Page:

╔══

Yet to continue with Burke’s line of thought, the sublime is not exclusively an unpleasant emotion, for danger or pain can, in certain circumstances, give us delight. And the sublime has other qualities: it overwhelms our faculty of reason, such that we are rendered incapable of rational thought.

You see how this could be a problem? I would not call that a quality, necessarily, except in the sense of measuring what something does. To the extent that a sensational meme in a Facebook post or a headline on Twitter causes people to lose their minds and all rationality, he may be onto something.

“The passion caused by the great and the sublime in nature, when those causes operate most powerfully, is Astonishment; and astonishment is that state of the soul, in which all its motions are suspended, with some degree of horror.”

This heightened state of astonishment, where reason is driven out by “an irresistible force”, and “the mind is so entirely filled with its object, that it cannot entertain another”, is more terrible to us when it is accompanied with a sense of the unknown (or what Burke calls obscurity).

For Burke, obscurity is an absence of clarity, whether in the sensory darkness of sight (or blinding lightness), or mental uncertainty of thought. As he observes, “everyone will be sensible to this, who considers how greatly night adds to our dread.”

You see where I’m going with this, right? Or has the adrenaline from consuming too many posts and tweets simply rendered your brain incapable of sustaining a thought long enough to actually think about a thought?

Burke notes how religions have used darkness to create fear, such that “the druids performed all their ceremonies in the bosom of the darkest woods, and in the shade of the oldest and most spreading oaks.”

╚══

Data extract:
╔══

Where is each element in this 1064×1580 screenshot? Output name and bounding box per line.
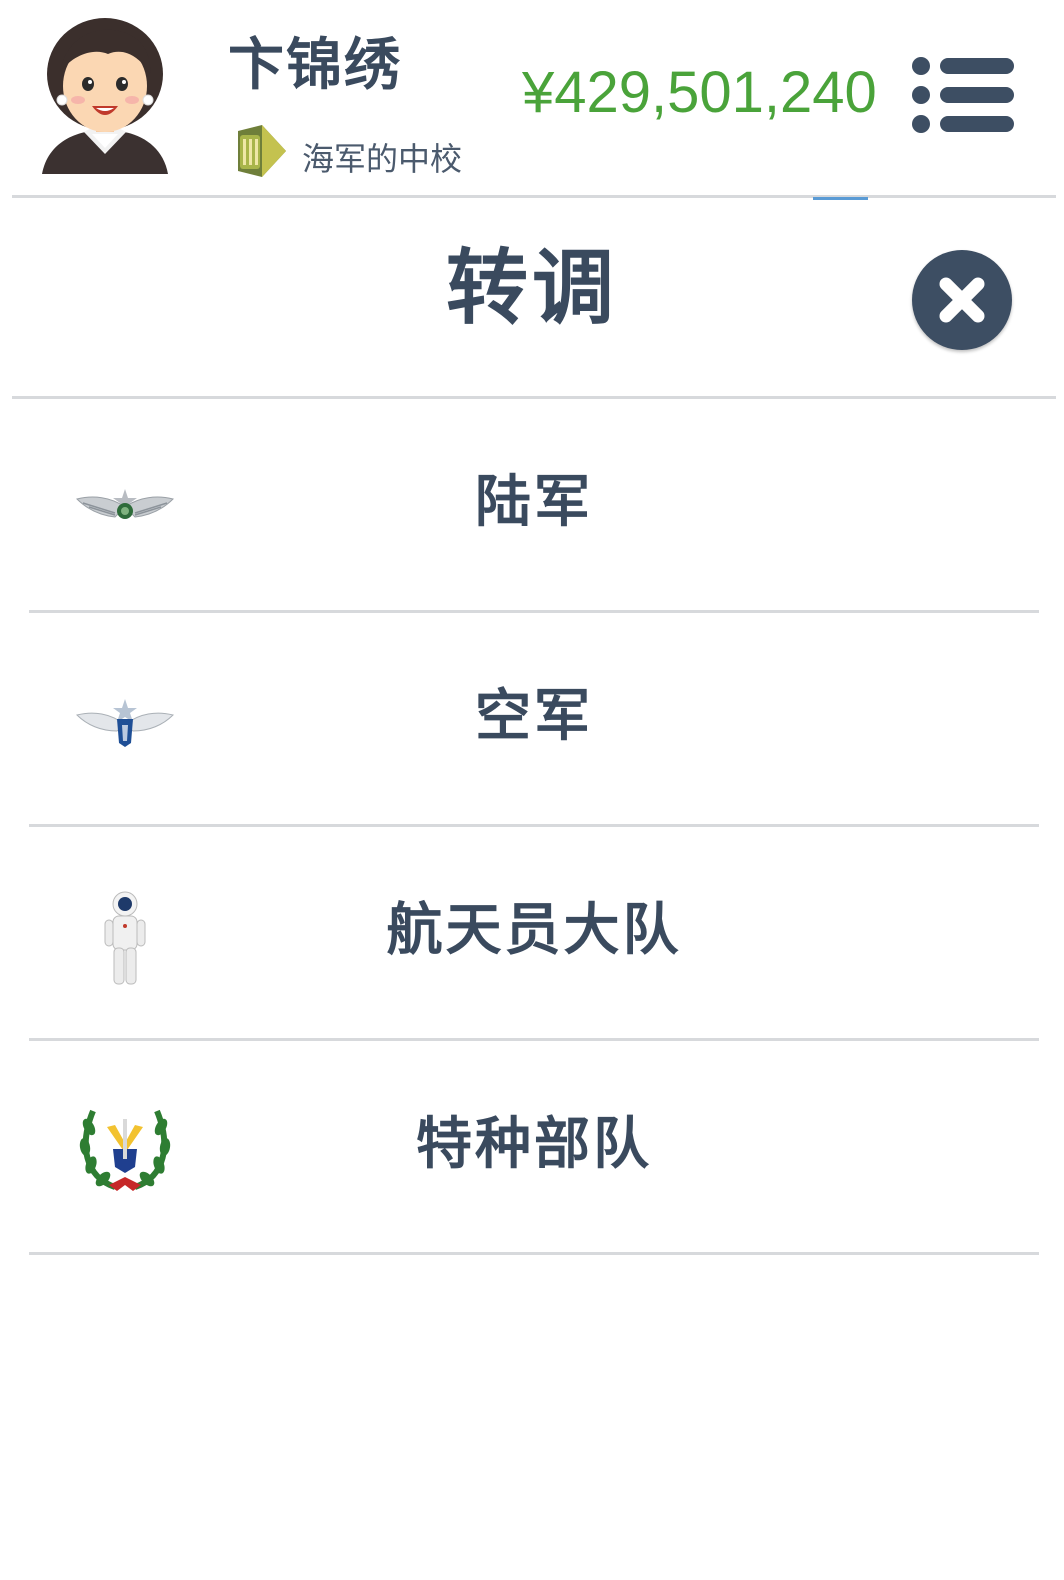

╚══

Jobs:
- a) For each statement, say whether it agrees with the passage on Burke's sublime, and back each yes or no with the deciding words quoted from it. (i) The sublime is described as an exclusively unpleasant emotion. (ii) Burke calls the state of the soul in which all its motions are suspended "astonishment." (iii) The druids held their ceremonies in open clearings.
- b) Reproduce the part of the passage on Burke's sublime starting with "This heightened state" and going on through "about a thought?".
Base your work only on the text, without consulting the data.

Answers provided:
- a)
(i) No: "the sublime is not exclusively an unpleasant emotion"
(ii) Yes: "astonishment is that state of the soul, in which all its motions are suspended, with some degree of horror."
(iii) No: "the druids performed all their ceremonies in the bosom of the darkest woods"

- b)
This heightened state of astonishment, where reason is driven out by “an irresistible force”, and “the mind is so entirely filled with its object, that it cannot entertain another”, is more terrible to us when it is accompanied with a sense of the unknown (or what Burke calls obscurity).

For Burke, obscurity is an absence of clarity, whether in the sensory darkness of sight (or blinding lightness), or mental uncertainty of thought. As he observes, “everyone will be sensible to this, who considers how greatly night adds to our dread.”

You see where I’m going with this, right? Or has the adrenaline from consuming too many posts and tweets simply rendered your brain incapable of sustaining a thought long enough to actually think about a thought?